▸ WHAT YOU HAVE TO DO
List the lines of this listing that hold the word "block".

▸ RECORDS PROVIDED
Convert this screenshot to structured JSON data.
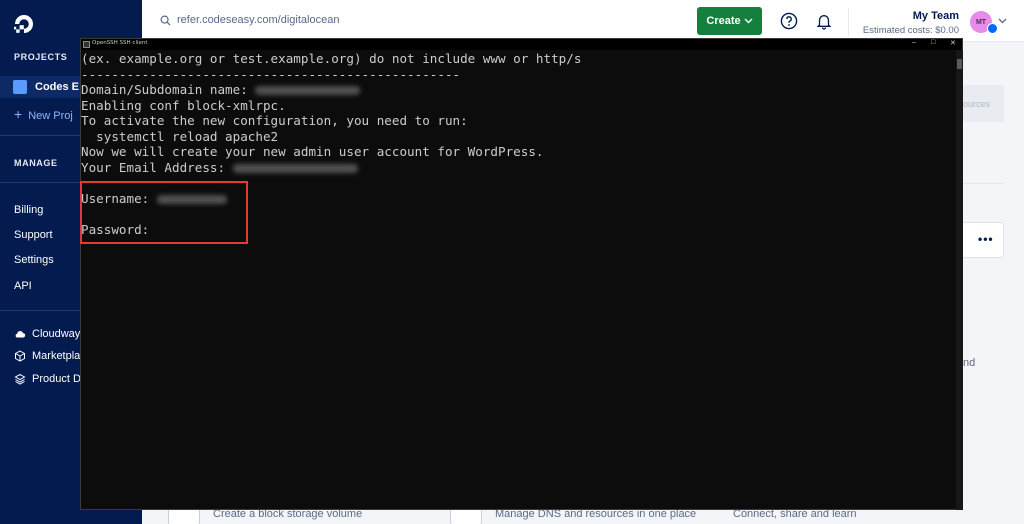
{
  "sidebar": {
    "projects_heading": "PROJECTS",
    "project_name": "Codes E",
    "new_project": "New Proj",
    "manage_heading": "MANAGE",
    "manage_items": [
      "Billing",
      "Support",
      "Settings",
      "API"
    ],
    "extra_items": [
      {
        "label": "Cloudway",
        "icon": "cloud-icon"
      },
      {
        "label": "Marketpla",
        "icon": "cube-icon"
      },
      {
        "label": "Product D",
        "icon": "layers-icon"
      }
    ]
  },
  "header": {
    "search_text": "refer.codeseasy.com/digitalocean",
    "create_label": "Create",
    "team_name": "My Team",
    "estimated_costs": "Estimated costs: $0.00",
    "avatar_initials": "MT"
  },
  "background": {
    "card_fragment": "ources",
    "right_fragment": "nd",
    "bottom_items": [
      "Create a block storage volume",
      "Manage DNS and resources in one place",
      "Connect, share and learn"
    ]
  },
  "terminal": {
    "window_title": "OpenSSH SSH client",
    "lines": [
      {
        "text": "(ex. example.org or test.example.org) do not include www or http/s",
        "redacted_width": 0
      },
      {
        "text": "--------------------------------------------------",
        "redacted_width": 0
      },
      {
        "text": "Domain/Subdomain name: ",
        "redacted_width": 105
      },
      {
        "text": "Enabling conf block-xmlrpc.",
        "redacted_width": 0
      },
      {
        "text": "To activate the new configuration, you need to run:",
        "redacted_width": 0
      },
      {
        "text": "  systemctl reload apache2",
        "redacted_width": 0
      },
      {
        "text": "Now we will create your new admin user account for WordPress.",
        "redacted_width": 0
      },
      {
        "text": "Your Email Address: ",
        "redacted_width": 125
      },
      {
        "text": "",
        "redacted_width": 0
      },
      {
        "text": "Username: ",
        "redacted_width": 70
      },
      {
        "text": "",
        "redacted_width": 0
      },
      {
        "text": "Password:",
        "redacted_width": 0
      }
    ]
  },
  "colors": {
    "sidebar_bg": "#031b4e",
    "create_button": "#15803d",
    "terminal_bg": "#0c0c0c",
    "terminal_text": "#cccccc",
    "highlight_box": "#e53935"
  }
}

---

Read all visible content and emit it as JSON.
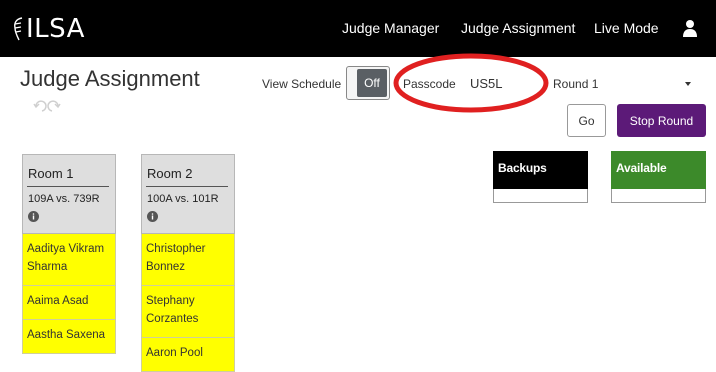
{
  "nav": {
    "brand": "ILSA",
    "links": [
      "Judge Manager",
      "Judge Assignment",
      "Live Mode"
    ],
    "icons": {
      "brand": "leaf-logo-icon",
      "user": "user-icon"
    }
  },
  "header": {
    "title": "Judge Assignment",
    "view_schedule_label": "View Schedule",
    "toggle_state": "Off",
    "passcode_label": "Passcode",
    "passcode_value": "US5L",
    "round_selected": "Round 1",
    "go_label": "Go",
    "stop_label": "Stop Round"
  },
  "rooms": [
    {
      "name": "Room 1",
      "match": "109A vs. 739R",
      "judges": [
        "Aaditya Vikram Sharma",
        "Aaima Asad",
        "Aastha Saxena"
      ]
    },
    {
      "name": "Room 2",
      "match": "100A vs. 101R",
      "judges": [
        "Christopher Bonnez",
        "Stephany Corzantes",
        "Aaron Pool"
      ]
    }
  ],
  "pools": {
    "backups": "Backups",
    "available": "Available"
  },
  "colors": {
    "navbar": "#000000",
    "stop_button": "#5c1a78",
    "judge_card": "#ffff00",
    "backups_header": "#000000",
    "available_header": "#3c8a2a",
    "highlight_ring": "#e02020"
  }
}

▸ RESULT BELOW
      "Create a block storage volume",
        "text": "Enabling conf block-xmlrpc.",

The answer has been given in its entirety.